Figure record extracts
--
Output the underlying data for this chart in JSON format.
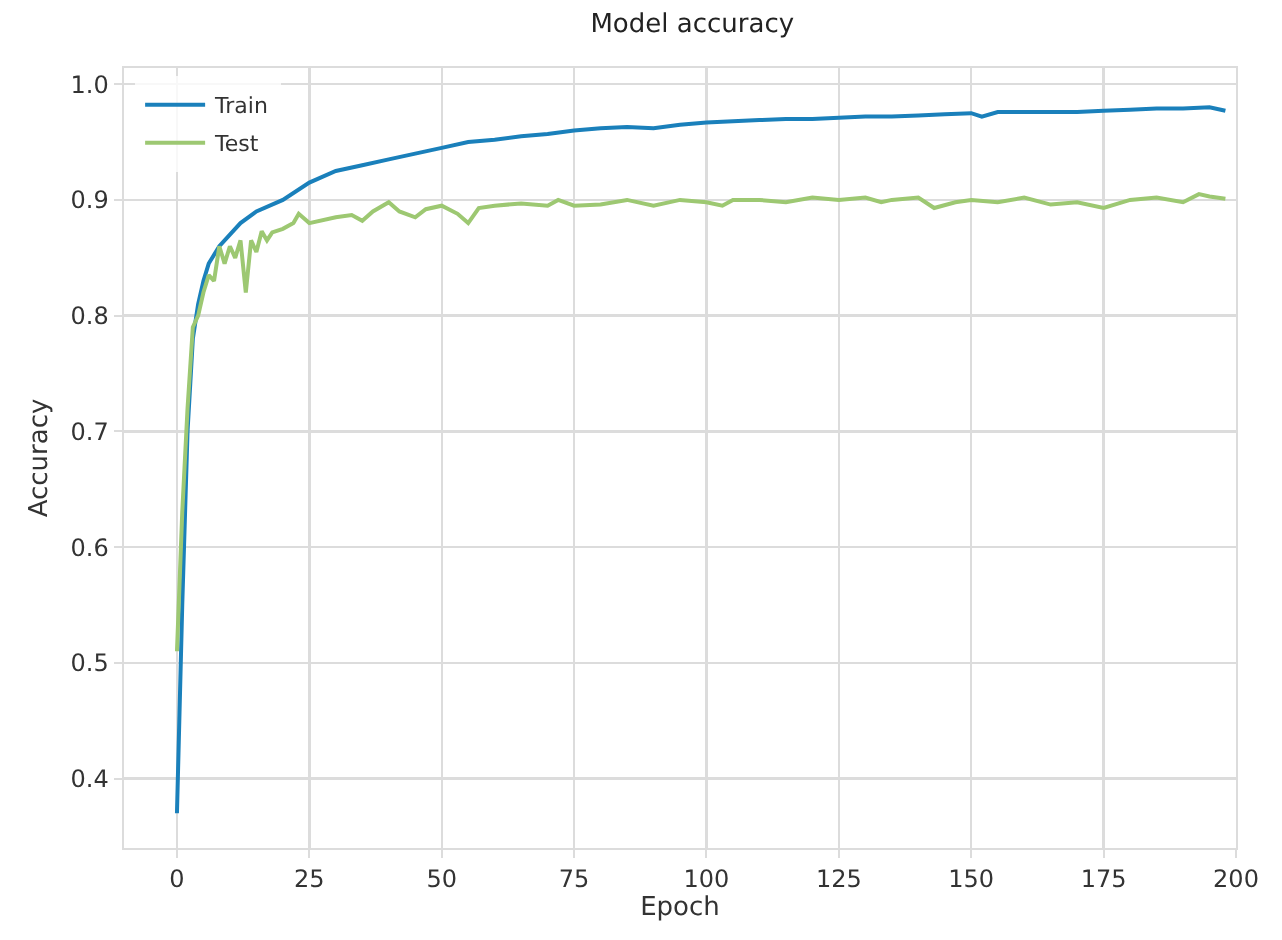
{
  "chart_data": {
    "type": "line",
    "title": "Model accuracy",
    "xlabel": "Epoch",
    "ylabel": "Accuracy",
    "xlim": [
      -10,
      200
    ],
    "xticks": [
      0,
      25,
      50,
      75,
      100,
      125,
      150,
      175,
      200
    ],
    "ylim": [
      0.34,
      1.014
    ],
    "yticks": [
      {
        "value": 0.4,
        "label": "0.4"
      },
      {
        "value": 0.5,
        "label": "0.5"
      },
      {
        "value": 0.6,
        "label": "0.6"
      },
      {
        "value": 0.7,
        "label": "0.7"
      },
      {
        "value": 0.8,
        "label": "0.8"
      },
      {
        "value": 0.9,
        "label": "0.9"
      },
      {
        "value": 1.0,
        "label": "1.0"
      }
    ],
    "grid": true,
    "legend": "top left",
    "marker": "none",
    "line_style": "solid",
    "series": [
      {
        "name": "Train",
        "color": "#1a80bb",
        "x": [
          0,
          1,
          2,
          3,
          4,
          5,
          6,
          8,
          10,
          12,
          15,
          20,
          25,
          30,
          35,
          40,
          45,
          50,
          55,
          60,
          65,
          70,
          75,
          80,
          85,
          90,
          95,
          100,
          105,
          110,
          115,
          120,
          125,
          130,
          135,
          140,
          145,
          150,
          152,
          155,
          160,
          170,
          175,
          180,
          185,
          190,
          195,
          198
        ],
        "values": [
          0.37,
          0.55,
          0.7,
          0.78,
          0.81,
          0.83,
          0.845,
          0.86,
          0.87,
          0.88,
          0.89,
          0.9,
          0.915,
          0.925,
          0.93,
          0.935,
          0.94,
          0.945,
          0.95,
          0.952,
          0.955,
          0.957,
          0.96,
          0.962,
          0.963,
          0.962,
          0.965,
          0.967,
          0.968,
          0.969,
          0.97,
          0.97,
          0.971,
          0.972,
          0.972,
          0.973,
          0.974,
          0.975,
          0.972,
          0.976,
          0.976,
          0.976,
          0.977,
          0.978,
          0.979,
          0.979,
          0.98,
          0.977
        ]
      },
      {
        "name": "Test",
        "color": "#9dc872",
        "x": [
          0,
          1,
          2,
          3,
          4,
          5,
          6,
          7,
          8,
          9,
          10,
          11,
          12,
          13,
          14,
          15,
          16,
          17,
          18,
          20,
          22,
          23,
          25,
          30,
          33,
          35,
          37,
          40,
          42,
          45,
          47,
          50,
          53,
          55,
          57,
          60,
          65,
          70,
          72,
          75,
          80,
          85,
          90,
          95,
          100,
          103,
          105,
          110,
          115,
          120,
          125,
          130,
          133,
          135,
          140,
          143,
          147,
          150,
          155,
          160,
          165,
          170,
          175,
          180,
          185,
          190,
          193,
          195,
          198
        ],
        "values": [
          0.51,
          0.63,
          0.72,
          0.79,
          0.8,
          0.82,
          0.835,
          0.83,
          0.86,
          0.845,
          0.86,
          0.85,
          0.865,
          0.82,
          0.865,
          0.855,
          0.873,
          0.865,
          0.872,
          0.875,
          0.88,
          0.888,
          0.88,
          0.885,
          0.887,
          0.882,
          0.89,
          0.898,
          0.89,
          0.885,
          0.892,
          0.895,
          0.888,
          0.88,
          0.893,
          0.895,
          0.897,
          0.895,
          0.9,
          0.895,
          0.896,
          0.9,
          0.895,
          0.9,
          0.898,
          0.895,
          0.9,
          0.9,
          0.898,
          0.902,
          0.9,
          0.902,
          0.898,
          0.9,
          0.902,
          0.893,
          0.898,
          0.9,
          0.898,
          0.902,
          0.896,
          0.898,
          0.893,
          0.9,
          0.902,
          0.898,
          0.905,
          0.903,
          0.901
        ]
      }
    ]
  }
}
--
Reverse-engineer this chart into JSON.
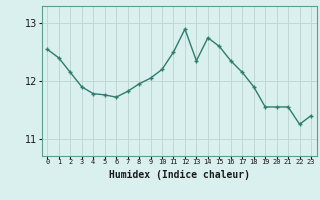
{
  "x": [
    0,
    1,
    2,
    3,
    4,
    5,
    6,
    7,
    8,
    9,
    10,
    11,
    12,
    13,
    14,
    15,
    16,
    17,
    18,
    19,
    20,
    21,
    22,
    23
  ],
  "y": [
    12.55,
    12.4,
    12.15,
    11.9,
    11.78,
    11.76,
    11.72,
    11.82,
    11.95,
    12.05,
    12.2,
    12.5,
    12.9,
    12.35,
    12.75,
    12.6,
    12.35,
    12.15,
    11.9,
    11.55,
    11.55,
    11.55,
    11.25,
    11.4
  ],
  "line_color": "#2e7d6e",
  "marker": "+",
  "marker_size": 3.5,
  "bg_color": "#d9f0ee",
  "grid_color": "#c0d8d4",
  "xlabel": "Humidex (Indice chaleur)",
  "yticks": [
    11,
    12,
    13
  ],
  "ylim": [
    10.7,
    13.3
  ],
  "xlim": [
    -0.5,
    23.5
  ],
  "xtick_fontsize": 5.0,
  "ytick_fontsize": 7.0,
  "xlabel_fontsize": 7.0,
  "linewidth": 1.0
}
--
● **YOUR OBJECTIVE**: Looking at the listing above, how many of its lines contain the string "JSON"? Give the number alone.

● **PROBLEM SOLUTION**: 2